* _GIVEN INSTRUCTION_
Transcribe the records that follow, preserving every word.
>> begin EXCERPTED DATA
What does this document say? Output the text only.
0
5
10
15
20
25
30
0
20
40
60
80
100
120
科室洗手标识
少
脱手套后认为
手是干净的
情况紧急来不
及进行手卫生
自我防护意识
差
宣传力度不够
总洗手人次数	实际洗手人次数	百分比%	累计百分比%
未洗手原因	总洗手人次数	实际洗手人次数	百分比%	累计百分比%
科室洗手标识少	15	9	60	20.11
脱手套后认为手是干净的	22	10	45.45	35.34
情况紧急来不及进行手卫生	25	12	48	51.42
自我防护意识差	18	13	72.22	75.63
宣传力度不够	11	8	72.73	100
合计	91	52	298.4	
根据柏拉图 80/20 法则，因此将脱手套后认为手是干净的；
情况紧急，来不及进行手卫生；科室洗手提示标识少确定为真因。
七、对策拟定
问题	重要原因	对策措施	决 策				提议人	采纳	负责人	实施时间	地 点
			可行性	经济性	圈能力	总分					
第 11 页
>> end EXCERPTED DATA
* _ANSWER TO THIS TASK_
What does this document say? Output the text only.
0
5
10
15
20
25
30
0
20
40
60
80
100
120
科室洗手标识
少
脱手套后认为
手是干净的
情况紧急来不
及进行手卫生
自我防护意识
差
宣传力度不够
总洗手人次数	实际洗手人次数	百分比%	累计百分比%
未洗手原因	总洗手人次数	实际洗手人次数	百分比%	累计百分比%
科室洗手标识少	15	9	60	20.11
脱手套后认为手是干净的	22	10	45.45	35.34
情况紧急来不及进行手卫生	25	12	48	51.42
自我防护意识差	18	13	72.22	75.63
宣传力度不够	11	8	72.73	100
合计	91	52	298.4	
根据柏拉图 80/20 法则，因此将脱手套后认为手是干净的；
情况紧急，来不及进行手卫生；科室洗手提示标识少确定为真因。
七、对策拟定
问题	重要原因	对策措施	决 策				提议人	采纳	负责人	实施时间	地 点
			可行性	经济性	圈能力	总分					
第 11 页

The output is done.